Start of DOCUMENT TEXT
----- Original Message -----
From: "Andre Oppermann" <an...@freebsd.org>
To: "Steven Hartland" <kill...@multiplay.co.uk>
Cc: "Alfred Perlstein" <alf...@ixsystems.com>; <sta...@freebsd.org>;
<r...@freebsd.org>; <nones...@longcount.org>
Sent: Thursday, July 11, 2013 1:47 PM
Subject: Re: status of autotuning freebsd for 9.2
On 11.07.2013 11:08, Steven Hartland wrote:
----- Original Message ----- From: "Andre Oppermann" <an...@freebsd.org>
On 08.07.2013 16:37, Andre Oppermann wrote:
On 07.07.2013 20:24, Alfred Perlstein wrote:
On 7/7/13 1:34 AM, Andre Oppermann wrote:
Can you help me with with testing?
Yes. Please give me your proposed changes and I'll stand up a machine and give
feedback.
http://people.freebsd.org/~andre/mfc-autotuning-20130708.diff
Any feedback from testers on this? The MFC window is closing soon.
Few things I've noticed most of which look like issues against the original
patch and not the MFC but worth mentioning.
1. You've introduced a new tunable kern.maxmbufmem which is autosized but
doesnt seem to be exposed via a sysctl so it looks like there is no way
to determine what its actually set to?
Good point. I've made it global and exposed as kern.ipc.maxmbufmem (RDTUN).
2. There's a missmatch between the tuneable kern.ipc.nmbufs in tunable_mbinit
and the sysctl kern.ipc.nmbuf i.e. no 's'.
That's a typo, fixed.
3. Should kern.maxmbufmem be kern.ipc.maxmbufmem to sit along side all of
the other sysctls?
Yes, see above.
4. style issues:
* @@ -178,11 +202,13 @@
...
if (newnmbjumbo9 > nmbjumbo9&&
Thanks. All fixed in r253204.
Finally out of interest what made us arrive at the various defaults for each
type as it looks like the ratios have changed?
Before it was an arbitrary mess. Mbufs were not limited at all and the others
to some random multiple of maxusers with the net limit ending up at some 25,000
mbuf clusters by default.
End of DOCUMENT TEXT
Start of RECORD EXCERPTS
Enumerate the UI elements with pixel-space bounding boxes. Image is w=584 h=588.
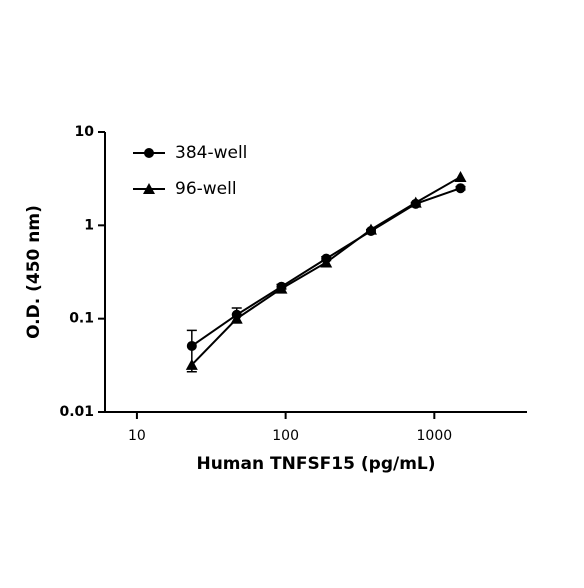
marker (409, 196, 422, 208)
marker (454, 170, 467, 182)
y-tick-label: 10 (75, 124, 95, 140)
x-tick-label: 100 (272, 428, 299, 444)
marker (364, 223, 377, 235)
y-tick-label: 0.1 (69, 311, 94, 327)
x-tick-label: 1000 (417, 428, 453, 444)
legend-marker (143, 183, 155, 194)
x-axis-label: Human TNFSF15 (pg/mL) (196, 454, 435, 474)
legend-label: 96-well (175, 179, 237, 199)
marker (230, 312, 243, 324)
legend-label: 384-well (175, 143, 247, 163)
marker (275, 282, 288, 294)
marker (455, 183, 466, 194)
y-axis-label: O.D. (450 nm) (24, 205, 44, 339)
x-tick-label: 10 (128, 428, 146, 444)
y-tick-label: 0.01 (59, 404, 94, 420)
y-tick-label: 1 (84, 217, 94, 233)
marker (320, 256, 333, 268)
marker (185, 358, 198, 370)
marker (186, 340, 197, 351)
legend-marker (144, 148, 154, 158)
End of RECORD EXCERPTS
Start of RECORD EXCERPTS
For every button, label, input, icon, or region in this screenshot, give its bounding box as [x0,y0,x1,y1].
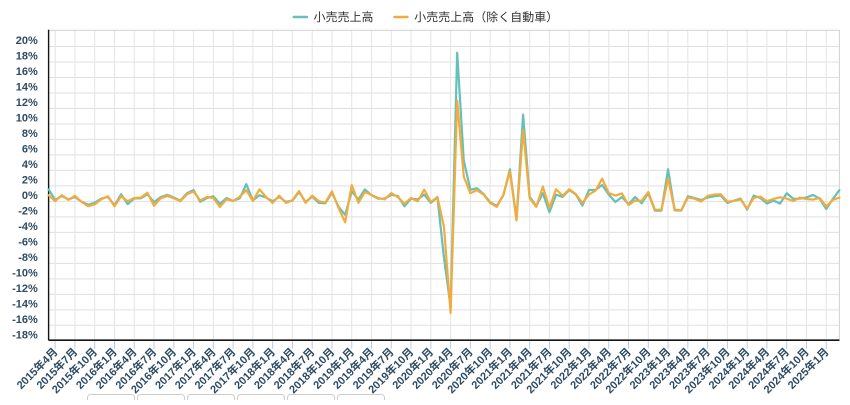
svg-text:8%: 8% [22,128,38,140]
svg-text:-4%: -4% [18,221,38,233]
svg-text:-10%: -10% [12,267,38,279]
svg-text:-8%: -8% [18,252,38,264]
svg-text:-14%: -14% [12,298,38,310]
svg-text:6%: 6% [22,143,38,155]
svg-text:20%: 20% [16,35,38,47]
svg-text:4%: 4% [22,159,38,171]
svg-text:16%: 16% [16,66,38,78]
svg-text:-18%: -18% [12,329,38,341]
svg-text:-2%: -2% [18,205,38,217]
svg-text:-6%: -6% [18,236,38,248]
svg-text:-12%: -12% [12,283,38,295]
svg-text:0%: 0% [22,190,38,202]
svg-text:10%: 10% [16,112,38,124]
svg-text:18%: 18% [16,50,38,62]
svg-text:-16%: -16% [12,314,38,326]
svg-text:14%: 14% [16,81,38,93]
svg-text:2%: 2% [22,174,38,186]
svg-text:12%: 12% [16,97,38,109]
End of RECORD EXCERPTS
- [EXERCISE REQUIREMENTS]
• 1. Could you retype the email word for word between "2. There's a" and "ratios have changed?", inclusive?
• 2. In the data listing, can you rewrite the lines between the lines holding "svg-text:8%: 8% [22,128,38,140]" and "svg-text:12%: 12% [16,97,38,109]", inclusive, with "svg-text" replaced by "label" and nothing else changed, giving only those lines?
The email and the listing come from separate, unrelated sources.

- [FULL ANSWERS]
• 1.
2. There's a missmatch between the tuneable kern.ipc.nmbufs in tunable_mbinit
and the sysctl kern.ipc.nmbuf i.e. no 's'.
That's a typo, fixed.
3. Should kern.maxmbufmem be kern.ipc.maxmbufmem to sit along side all of
the other sysctls?
Yes, see above.
4. style issues:
* @@ -178,11 +202,13 @@
...
if (newnmbjumbo9 > nmbjumbo9&&
Thanks. All fixed in r253204.
Finally out of interest what made us arrive at the various defaults for each
type as it looks like the ratios have changed?

• 2.
label:8%: 8% [22,128,38,140]
label:-4%: -4% [18,221,38,233]
label:-10%: -10% [12,267,38,279]
label:-8%: -8% [18,252,38,264]
label:-14%: -14% [12,298,38,310]
label:6%: 6% [22,143,38,155]
label:20%: 20% [16,35,38,47]
label:4%: 4% [22,159,38,171]
label:16%: 16% [16,66,38,78]
label:-18%: -18% [12,329,38,341]
label:-2%: -2% [18,205,38,217]
label:-6%: -6% [18,236,38,248]
label:-12%: -12% [12,283,38,295]
label:0%: 0% [22,190,38,202]
label:10%: 10% [16,112,38,124]
label:18%: 18% [16,50,38,62]
label:-16%: -16% [12,314,38,326]
label:14%: 14% [16,81,38,93]
label:2%: 2% [22,174,38,186]
label:12%: 12% [16,97,38,109]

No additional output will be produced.